◆ EXERCISE INPUT:

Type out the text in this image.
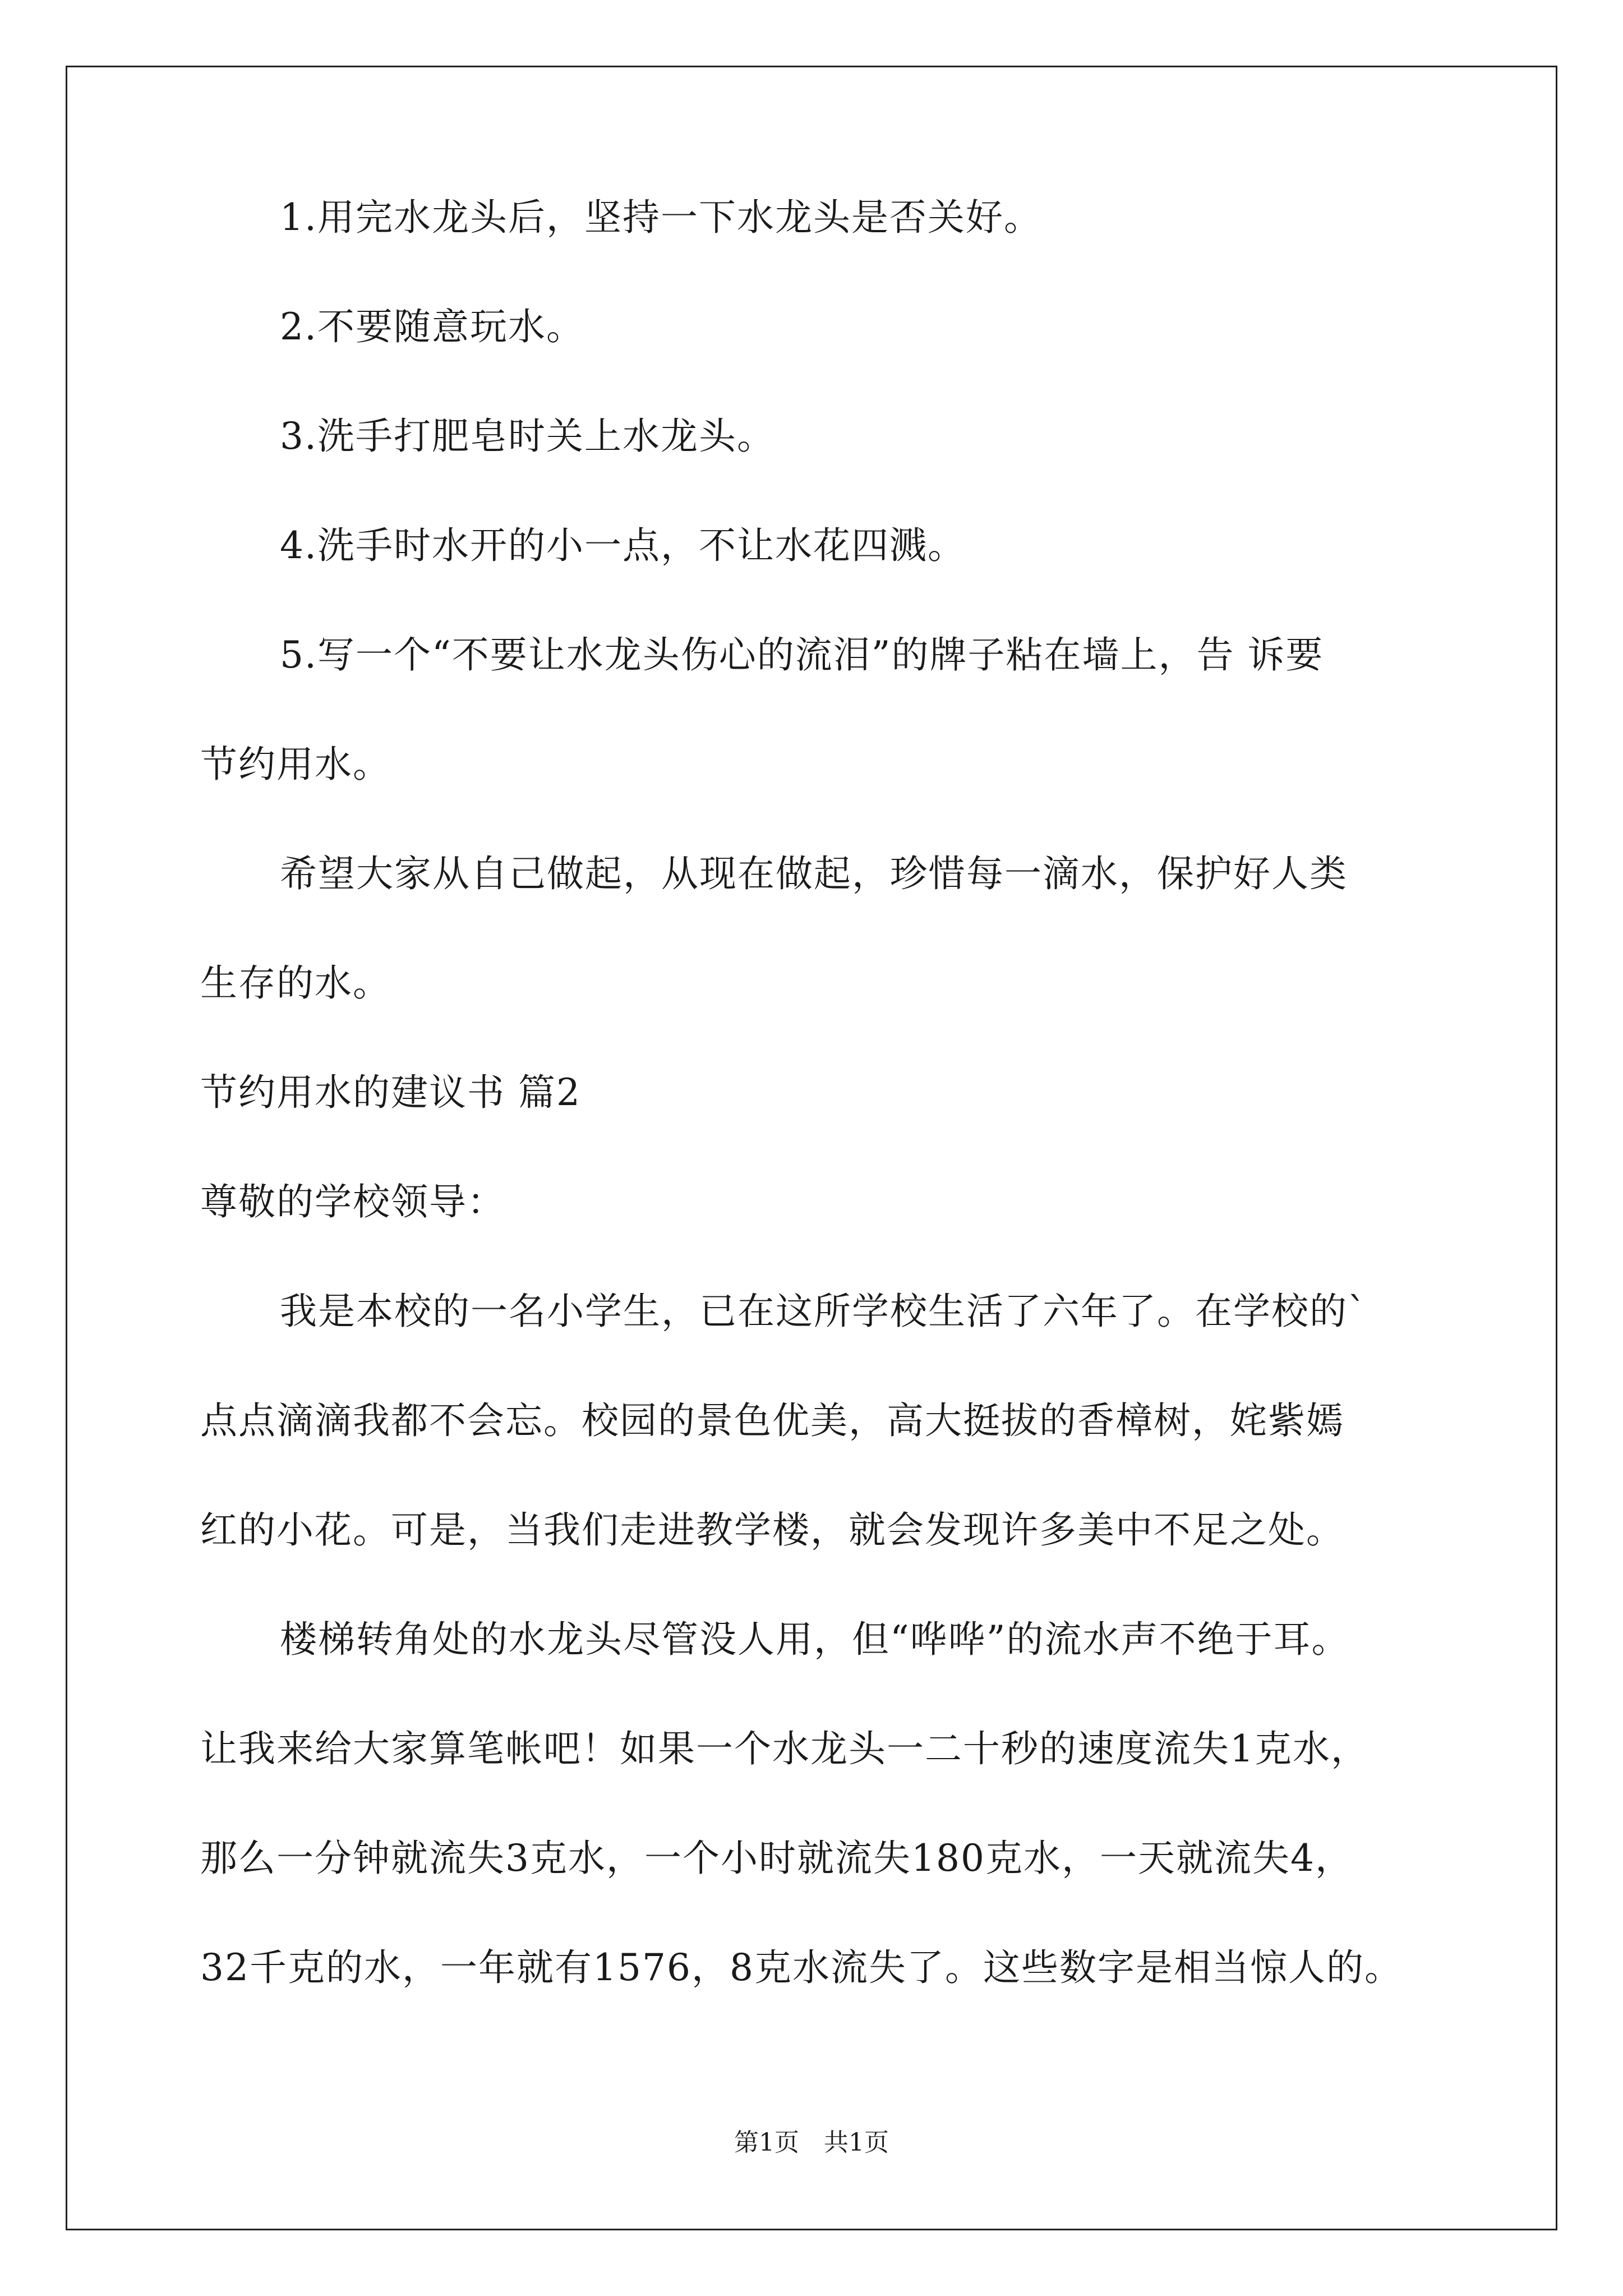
1.用完水龙头后，坚持一下水龙头是否关好。
2.不要随意玩水。
3.洗手打肥皂时关上水龙头。
4.洗手时水开的小一点，不让水花四溅。
5.写一个“不要让水龙头伤心的流泪”的牌子粘在墙上，告 诉要
节约用水。
希望大家从自己做起，从现在做起，珍惜每一滴水，保护好人类
生存的水。
节约用水的建议书 篇2
尊敬的学校领导：
我是本校的一名小学生，已在这所学校生活了六年了。在学校的`
点点滴滴我都不会忘。校园的景色优美，高大挺拔的香樟树，姹紫嫣
红的小花。可是，当我们走进教学楼，就会发现许多美中不足之处。
楼梯转角处的水龙头尽管没人用，但“哗哗”的流水声不绝于耳。
让我来给大家算笔帐吧！如果一个水龙头一二十秒的速度流失1克水，
那么一分钟就流失3克水，一个小时就流失180克水，一天就流失4，
32千克的水，一年就有1576，8克水流失了。这些数字是相当惊人的。
第1页　共1页
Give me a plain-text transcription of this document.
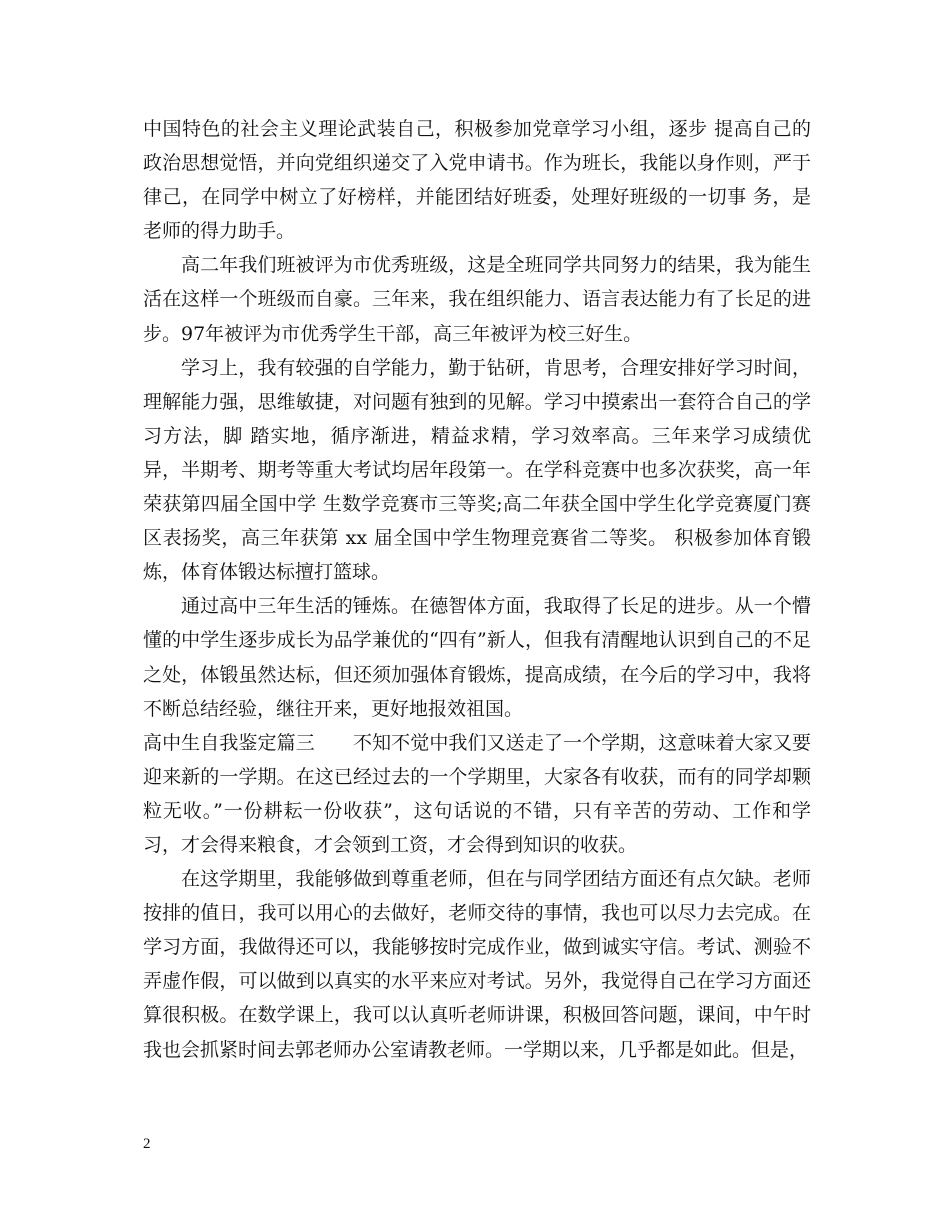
中国特色的社会主义理论武装自己，积极参加党章学习小组，逐步 提高自己的政治思想觉悟，并向党组织递交了入党申请书。作为班长，我能以身作则，严于律己，在同学中树立了好榜样，并能团结好班委，处理好班级的一切事 务，是老师的得力助手。

高二年我们班被评为市优秀班级，这是全班同学共同努力的结果，我为能生活在这样一个班级而自豪。三年来，我在组织能力、语言表达能力有了长足的进步。97年被评为市优秀学生干部，高三年被评为校三好生。

学习上，我有较强的自学能力，勤于钻研，肯思考，合理安排好学习时间，理解能力强，思维敏捷，对问题有独到的见解。学习中摸索出一套符合自己的学习方法，脚 踏实地，循序渐进，精益求精，学习效率高。三年来学习成绩优异，半期考、期考等重大考试均居年段第一。在学科竞赛中也多次获奖，高一年荣获第四届全国中学 生数学竞赛市三等奖;高二年获全国中学生化学竞赛厦门赛区表扬奖，高三年获第 xx 届全国中学生物理竞赛省二等奖。 积极参加体育锻炼，体育体锻达标擅打篮球。

通过高中三年生活的锤炼。在德智体方面，我取得了长足的进步。从一个懵懂的中学生逐步成长为品学兼优的“四有”新人，但我有清醒地认识到自己的不足之处，体锻虽然达标，但还须加强体育锻炼，提高成绩，在今后的学习中，我将不断总结经验，继往开来，更好地报效祖国。

高中生自我鉴定篇三　　 不知不觉中我们又送走了一个学期，这意味着大家又要迎来新的一学期。在这已经过去的一个学期里，大家各有收获，而有的同学却颗粒无收。”一份耕耘一份收获”，这句话说的不错，只有辛苦的劳动、工作和学习，才会得来粮食，才会领到工资，才会得到知识的收获。

在这学期里，我能够做到尊重老师，但在与同学团结方面还有点欠缺。老师按排的值日，我可以用心的去做好，老师交待的事情，我也可以尽力去完成。在学习方面，我做得还可以，我能够按时完成作业，做到诚实守信。考试、测验不弄虚作假，可以做到以真实的水平来应对考试。另外，我觉得自己在学习方面还算很积极。在数学课上，我可以认真听老师讲课，积极回答问题，课间，中午时我也会抓紧时间去郭老师办公室请教老师。一学期以来，几乎都是如此。但是，

2
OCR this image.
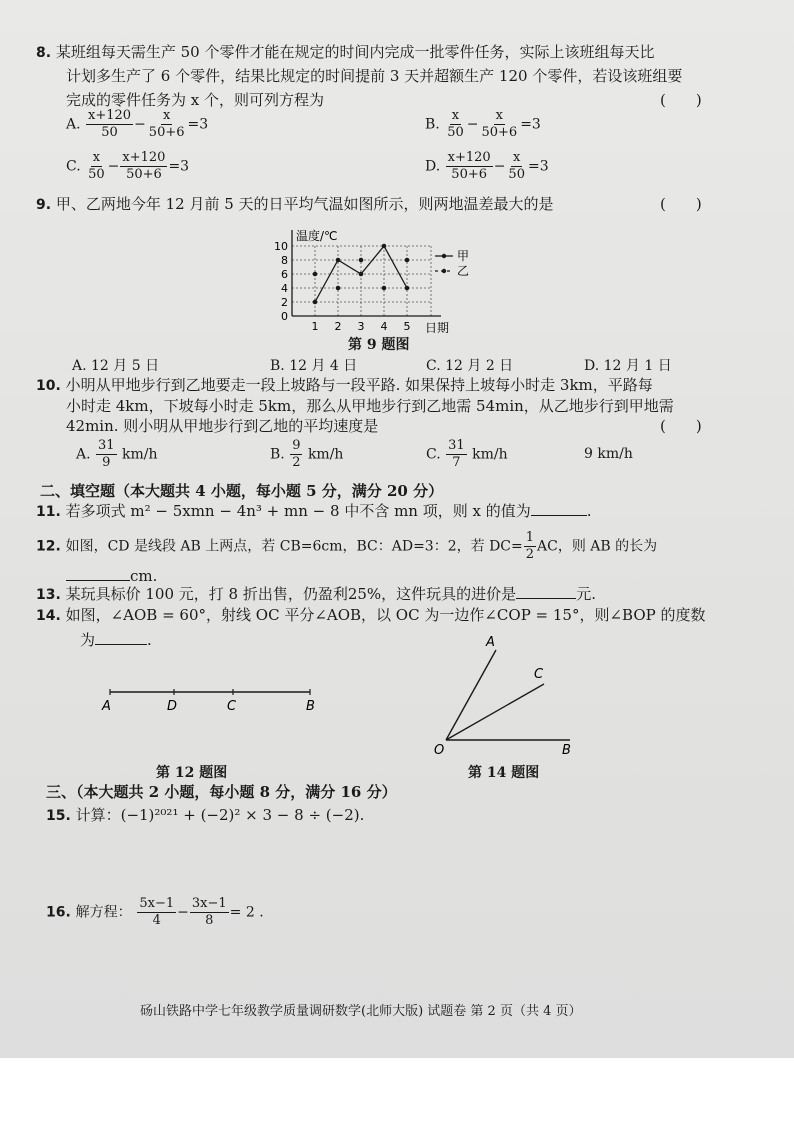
8. 某班组每天需生产 50 个零件才能在规定的时间内完成一批零件任务，实际上该班组每天比
计划多生产了 6 个零件，结果比规定的时间提前 3 天并超额生产 120 个零件，若设该班组要
完成的零件任务为 x 个，则可列方程为	(　　)
A. $\frac{x+120}{50} - \frac{x}{50+6} =3$	B. $\frac{x}{50} - \frac{x}{50+6} =3$
C. $\frac{x}{50} - \frac{x+120}{50+6} =3$	D. $\frac{x+120}{50+6} - \frac{x}{50} =3$
9. 甲、乙两地今年 12 月前 5 天的日平均气温如图所示，则两地温差最大的是	(　　)
0
2
4
6
8
10
1 2 3 4 5
温度/℃
日期
甲
乙
第 9 题图
A. 12 月 5 日	B. 12 月 4 日	C. 12 月 2 日	D. 12 月 1 日
10. 小明从甲地步行到乙地要走一段上坡路与一段平路. 如果保持上坡每小时走 3km，平路每
小时走 4km，下坡每小时走 5km，那么从甲地步行到乙地需 54min，从乙地步行到甲地需
42min. 则小明从甲地步行到乙地的平均速度是	(　　)
A. $\frac{31}{9} km/h$	B. $\frac{9}{2} km/h$	C. $\frac{31}{7} km/h$	9 km/h
二、填空题（本大题共 4 小题，每小题 5 分，满分 20 分）
11. 若多项式 m² − 5xmn − 4n³ + mn − 8 中不含 mn 项，则 x 的值为	.
12. 如图，CD 是线段 AB 上两点，若 CB=6cm，BC：AD=3：2，若 $DC= \frac{1}{2}$ AC，则 AB 的长为
cm.
13. 某玩具标价 100 元，打 8 折出售，仍盈利25%，这件玩具的进价是	元.
14. 如图，∠AOB = 60°，射线 OC 平分∠AOB，以 OC 为一边作∠COP = 15°，则∠BOP 的度数
为	.
A	D	C	B
第 12 题图
A
C
O	B
第 14 题图
三、（本大题共 2 小题，每小题 8 分，满分 16 分）
15. 计算：(−1)²⁰²¹ + (−2)² × 3 − 8 ÷ (−2).
16. 解方程： $\frac{5x-1}{4} - \frac{3x-1}{8} = 2$ .
砀山铁路中学七年级教学质量调研数学(北师大版) 试题卷 第 2 页（共 4 页）
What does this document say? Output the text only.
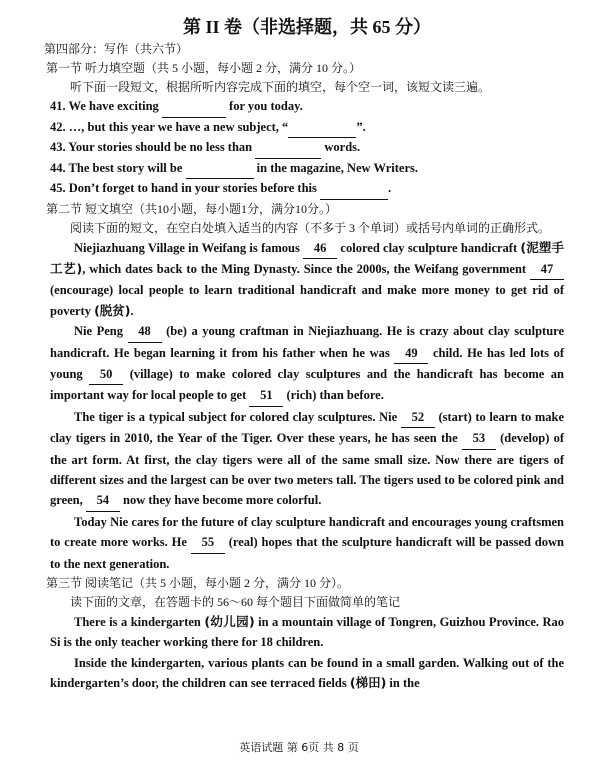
第 II 卷（非选择题，共 65 分）
第四部分：写作（共六节）
第一节 听力填空题（共 5 小题，每小题 2 分，满分 10 分。）
听下面一段短文，根据所听内容完成下面的填空，每个空一词，该短文读三遍。
41. We have exciting	for you today.
42. …, but this year we have a new subject, “	”.
43. Your stories should be no less than	words.
44. The best story will be	in the magazine, New Writers.
45. Don’t forget to hand in your stories before this	.
第二节 短文填空（共10小题，每小题1分，满分10分。）
阅读下面的短文，在空白处填入适当的内容（不多于 3 个单词）或括号内单词的正确形式。

Niejiazhuang Village in Weifang is famous 46 colored clay sculpture handicraft (泥塑手工艺), which dates back to the Ming Dynasty. Since the 2000s, the Weifang government 47 (encourage) local people to learn traditional handicraft and make more money to get rid of poverty (脱贫).

Nie Peng 48 (be) a young craftman in Niejiazhuang. He is crazy about clay sculpture handicraft. He began learning it from his father when he was 49 child. He has led lots of young 50 (village) to make colored clay sculptures and the handicraft has become an important way for local people to get 51 (rich) than before.

The tiger is a typical subject for colored clay sculptures. Nie 52 (start) to learn to make clay tigers in 2010, the Year of the Tiger. Over these years, he has seen the 53 (develop) of the art form. At first, the clay tigers were all of the same small size. Now there are tigers of different sizes and the largest can be over two meters tall. The tigers used to be colored pink and green, 54 now they have become more colorful.

Today Nie cares for the future of clay sculpture handicraft and encourages young craftsmen to create more works. He 55 (real) hopes that the sculpture handicraft will be passed down to the next generation.

第三节 阅读笔记（共 5 小题，每小题 2 分，满分 10 分）。
读下面的文章，在答题卡的 56～60 每个题目下面做简单的笔记

There is a kindergarten (幼儿园) in a mountain village of Tongren, Guizhou Province. Rao Si is the only teacher working there for 18 children.

Inside the kindergarten, various plants can be found in a small garden. Walking out of the kindergarten’s door, the children can see terraced fields (梯田) in the

英语试题 第 6页 共 8 页
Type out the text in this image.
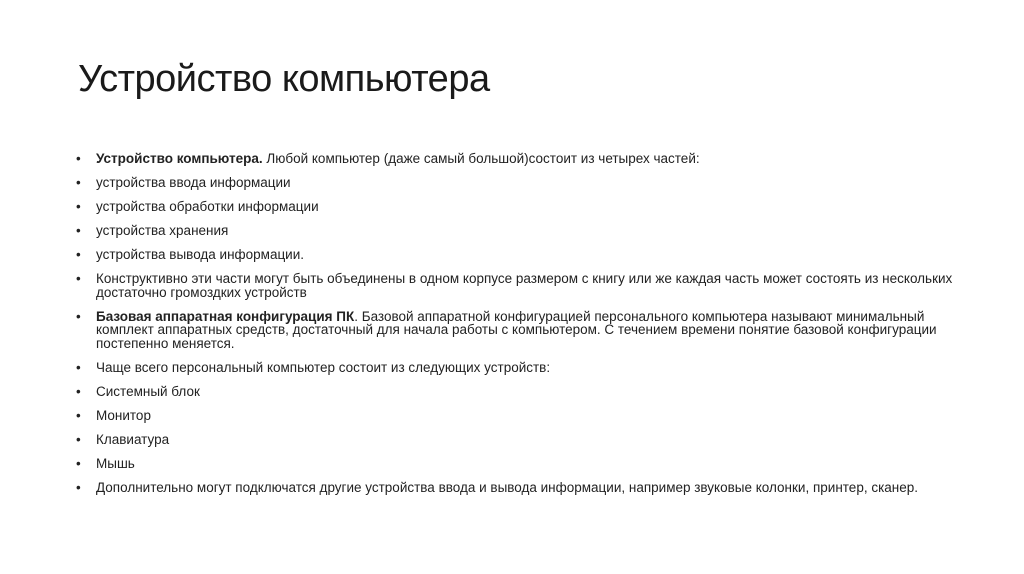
Устройство компьютера
• Устройство компьютера. Любой компьютер (даже самый большой)состоит из четырех частей:
• устройства ввода информации
• устройства обработки информации
• устройства хранения
• устройства вывода информации.
• Конструктивно эти части могут быть объединены в одном корпусе размером с книгу или же каждая часть может состоять из нескольких достаточно громоздких устройств
• Базовая аппаратная конфигурация ПК. Базовой аппаратной конфигурацией персонального компьютера называют минимальный комплект аппаратных средств, достаточный для начала работы с компьютером. С течением времени понятие базовой конфигурации постепенно меняется.
• Чаще всего персональный компьютер состоит из следующих устройств:
• Системный блок
• Монитор
• Клавиатура
• Мышь
• Дополнительно могут подключатся другие устройства ввода и вывода информации, например звуковые колонки, принтер, сканер.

◆ PROMPT: Return every line containing "document".

◆ SOLUTION:
Give me a plain-text transcription of this document.
What does this document say? Output the text only.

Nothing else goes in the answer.